Return each entry word for word and skip its pictures.

_Data to use_
——————
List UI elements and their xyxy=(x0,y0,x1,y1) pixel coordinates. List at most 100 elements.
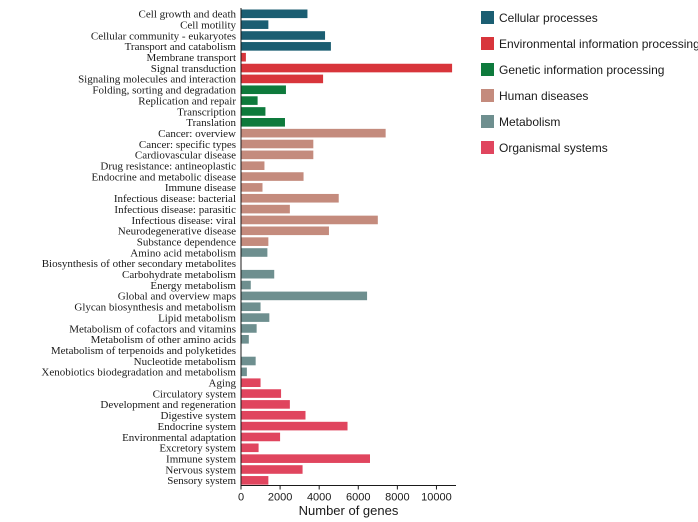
x-tick-label: 10000 xyxy=(421,492,452,504)
bars xyxy=(241,9,453,485)
category-label: Endocrine and metabolic disease xyxy=(92,171,237,183)
category-label: Signal transduction xyxy=(151,63,237,75)
category-label: Cellular community - eukaryotes xyxy=(91,30,236,42)
category-label: Cardiovascular disease xyxy=(135,150,236,162)
bar xyxy=(241,269,275,279)
bar xyxy=(241,183,263,192)
legend: Cellular processes Environmental informat… xyxy=(481,11,698,155)
category-label: Global and overview maps xyxy=(118,291,236,303)
category-label: Immune system xyxy=(166,453,236,465)
legend-label: Organismal systems xyxy=(499,141,608,155)
x-axis-title: Number of genes xyxy=(299,503,399,518)
x-tick-label: 2000 xyxy=(268,492,292,504)
legend-label: Cellular processes xyxy=(499,11,598,25)
bar xyxy=(241,356,256,366)
category-label: Energy metabolism xyxy=(150,280,236,292)
x-tick-label: 6000 xyxy=(346,492,370,504)
category-label: Infectious disease: viral xyxy=(132,215,236,227)
bar xyxy=(241,454,370,463)
bar xyxy=(241,74,324,84)
bar xyxy=(241,128,386,138)
category-label: Development and regeneration xyxy=(100,399,236,411)
legend-swatch xyxy=(481,141,494,154)
bar xyxy=(241,313,270,322)
bar xyxy=(241,367,247,377)
category-label: Amino acid metabolism xyxy=(130,247,236,259)
category-label: Sensory system xyxy=(167,475,236,487)
category-label: Infectious disease: bacterial xyxy=(114,193,236,205)
bar xyxy=(241,20,269,29)
bar xyxy=(241,9,308,19)
category-label: Neurodegenerative disease xyxy=(118,226,236,238)
legend-swatch xyxy=(481,11,494,24)
bar xyxy=(241,378,261,387)
category-label: Carbohydrate metabolism xyxy=(122,269,236,281)
bar xyxy=(241,421,348,431)
bar xyxy=(241,324,257,333)
bar xyxy=(241,107,266,116)
category-label: Biosynthesis of other secondary metaboli… xyxy=(42,258,236,270)
legend-label: Human diseases xyxy=(499,89,588,103)
bar xyxy=(241,215,378,225)
category-label: Endocrine system xyxy=(157,421,236,433)
category-label: Drug resistance: antineoplastic xyxy=(100,161,236,173)
bar xyxy=(241,248,268,257)
category-label: Infectious disease: parasitic xyxy=(114,204,236,216)
bar xyxy=(241,291,368,301)
bar xyxy=(241,193,339,203)
category-label: Transcription xyxy=(177,106,236,118)
legend-label: Genetic information processing xyxy=(499,63,664,77)
bar xyxy=(241,118,285,127)
category-label: Metabolism of other amino acids xyxy=(91,334,236,346)
x-tick-label: 8000 xyxy=(385,492,409,504)
category-label: Excretory system xyxy=(159,443,236,455)
category-label: Nucleotide metabolism xyxy=(134,356,237,368)
bar xyxy=(241,204,290,214)
category-label: Cancer: specific types xyxy=(139,139,236,151)
bar xyxy=(241,42,331,51)
bar xyxy=(241,432,281,442)
category-label: Cell growth and death xyxy=(139,9,237,21)
bar xyxy=(241,172,304,181)
bar xyxy=(241,150,314,160)
bar xyxy=(241,52,246,62)
x-tick-label: 0 xyxy=(238,492,244,504)
bar xyxy=(241,237,269,246)
bar xyxy=(241,280,251,290)
bar xyxy=(241,476,269,485)
category-label: Translation xyxy=(186,117,236,129)
category-label: Environmental adaptation xyxy=(122,432,236,444)
bar xyxy=(241,443,259,453)
legend-swatch xyxy=(481,63,494,76)
legend-label: Environmental information processing xyxy=(499,37,698,51)
category-label: Metabolism of cofactors and vitamins xyxy=(69,323,236,335)
category-label: Membrane transport xyxy=(147,52,237,64)
bar xyxy=(241,31,326,40)
bar xyxy=(241,335,249,344)
x-tick-label: 4000 xyxy=(307,492,331,504)
bar xyxy=(241,389,282,398)
legend-swatch xyxy=(481,89,494,102)
category-label: Xenobiotics biodegradation and metabolis… xyxy=(41,367,236,379)
category-label: Transport and catabolism xyxy=(125,41,237,53)
category-label: Metabolism of terpenoids and polyketides xyxy=(51,345,236,357)
bar xyxy=(241,226,329,236)
bar xyxy=(241,161,265,170)
legend-swatch xyxy=(481,115,494,128)
bar xyxy=(241,465,303,474)
category-label: Circulatory system xyxy=(153,388,237,400)
legend-swatch xyxy=(481,37,494,50)
category-label: Aging xyxy=(209,378,237,390)
category-label: Signaling molecules and interaction xyxy=(78,74,236,86)
bar xyxy=(241,96,258,105)
category-label: Nervous system xyxy=(165,464,236,476)
x-axis: 0 2000 4000 6000 8000 10000 xyxy=(238,8,456,504)
legend-label: Metabolism xyxy=(499,115,560,129)
bar xyxy=(241,410,306,420)
bar xyxy=(241,85,286,95)
category-label: Replication and repair xyxy=(138,95,236,107)
bar xyxy=(241,139,314,149)
category-label: Substance dependence xyxy=(137,236,236,248)
category-label: Lipid metabolism xyxy=(158,312,236,324)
——————
_Answer space_
List UI elements and their xyxy=(x0,y0,x1,y1) pixel coordinates. List at most 100 elements.
x-tick-label: 10000 xyxy=(421,492,452,504)
bars xyxy=(241,9,453,485)
category-label: Endocrine and metabolic disease xyxy=(92,171,237,183)
category-label: Signal transduction xyxy=(151,63,237,75)
category-label: Cellular community - eukaryotes xyxy=(91,30,236,42)
category-label: Cardiovascular disease xyxy=(135,150,236,162)
bar xyxy=(241,269,275,279)
bar xyxy=(241,183,263,192)
legend: Cellular processes Environmental informat… xyxy=(481,11,698,155)
category-label: Global and overview maps xyxy=(118,291,236,303)
category-label: Immune system xyxy=(166,453,236,465)
legend-label: Organismal systems xyxy=(499,141,608,155)
x-axis-title: Number of genes xyxy=(299,503,399,518)
x-tick-label: 2000 xyxy=(268,492,292,504)
legend-label: Cellular processes xyxy=(499,11,598,25)
bar xyxy=(241,356,256,366)
category-label: Energy metabolism xyxy=(150,280,236,292)
x-tick-label: 6000 xyxy=(346,492,370,504)
category-label: Infectious disease: viral xyxy=(132,215,236,227)
bar xyxy=(241,454,370,463)
bar xyxy=(241,74,324,84)
bar xyxy=(241,128,386,138)
category-label: Development and regeneration xyxy=(100,399,236,411)
legend-swatch xyxy=(481,141,494,154)
bar xyxy=(241,313,270,322)
bar xyxy=(241,367,247,377)
category-label: Amino acid metabolism xyxy=(130,247,236,259)
category-label: Sensory system xyxy=(167,475,236,487)
category-label: Infectious disease: bacterial xyxy=(114,193,236,205)
bar xyxy=(241,20,269,29)
bar xyxy=(241,9,308,19)
category-label: Neurodegenerative disease xyxy=(118,226,236,238)
legend-swatch xyxy=(481,11,494,24)
bar xyxy=(241,378,261,387)
category-label: Carbohydrate metabolism xyxy=(122,269,236,281)
bar xyxy=(241,421,348,431)
bar xyxy=(241,324,257,333)
bar xyxy=(241,107,266,116)
category-label: Biosynthesis of other secondary metaboli… xyxy=(42,258,236,270)
legend-label: Human diseases xyxy=(499,89,588,103)
bar xyxy=(241,215,378,225)
category-label: Endocrine system xyxy=(157,421,236,433)
category-label: Drug resistance: antineoplastic xyxy=(100,161,236,173)
bar xyxy=(241,248,268,257)
category-label: Infectious disease: parasitic xyxy=(114,204,236,216)
bar xyxy=(241,291,368,301)
bar xyxy=(241,193,339,203)
category-label: Transcription xyxy=(177,106,236,118)
legend-label: Genetic information processing xyxy=(499,63,664,77)
bar xyxy=(241,118,285,127)
category-label: Metabolism of other amino acids xyxy=(91,334,236,346)
x-tick-label: 8000 xyxy=(385,492,409,504)
category-label: Excretory system xyxy=(159,443,236,455)
category-label: Nucleotide metabolism xyxy=(134,356,237,368)
bar xyxy=(241,204,290,214)
category-label: Cancer: specific types xyxy=(139,139,236,151)
bar xyxy=(241,42,331,51)
bar xyxy=(241,432,281,442)
category-label: Cell growth and death xyxy=(139,9,237,21)
bar xyxy=(241,172,304,181)
bar xyxy=(241,150,314,160)
bar xyxy=(241,52,246,62)
x-tick-label: 0 xyxy=(238,492,244,504)
bar xyxy=(241,237,269,246)
bar xyxy=(241,280,251,290)
bar xyxy=(241,476,269,485)
category-label: Translation xyxy=(186,117,236,129)
category-label: Environmental adaptation xyxy=(122,432,236,444)
bar xyxy=(241,443,259,453)
legend-swatch xyxy=(481,63,494,76)
legend-label: Environmental information processing xyxy=(499,37,698,51)
category-label: Metabolism of cofactors and vitamins xyxy=(69,323,236,335)
category-label: Membrane transport xyxy=(147,52,237,64)
bar xyxy=(241,31,326,40)
bar xyxy=(241,335,249,344)
x-tick-label: 4000 xyxy=(307,492,331,504)
bar xyxy=(241,389,282,398)
legend-swatch xyxy=(481,89,494,102)
category-label: Xenobiotics biodegradation and metabolis… xyxy=(41,367,236,379)
category-label: Transport and catabolism xyxy=(125,41,237,53)
category-label: Metabolism of terpenoids and polyketides xyxy=(51,345,236,357)
bar xyxy=(241,226,329,236)
bar xyxy=(241,161,265,170)
legend-swatch xyxy=(481,115,494,128)
bar xyxy=(241,465,303,474)
category-label: Circulatory system xyxy=(153,388,237,400)
legend-swatch xyxy=(481,37,494,50)
category-label: Aging xyxy=(209,378,237,390)
category-label: Signaling molecules and interaction xyxy=(78,74,236,86)
bar xyxy=(241,96,258,105)
category-label: Nervous system xyxy=(165,464,236,476)
x-axis: 0 2000 4000 6000 8000 10000 xyxy=(238,8,456,504)
legend-label: Metabolism xyxy=(499,115,560,129)
bar xyxy=(241,410,306,420)
bar xyxy=(241,85,286,95)
category-label: Replication and repair xyxy=(138,95,236,107)
bar xyxy=(241,139,314,149)
category-label: Substance dependence xyxy=(137,236,236,248)
category-label: Lipid metabolism xyxy=(158,312,236,324)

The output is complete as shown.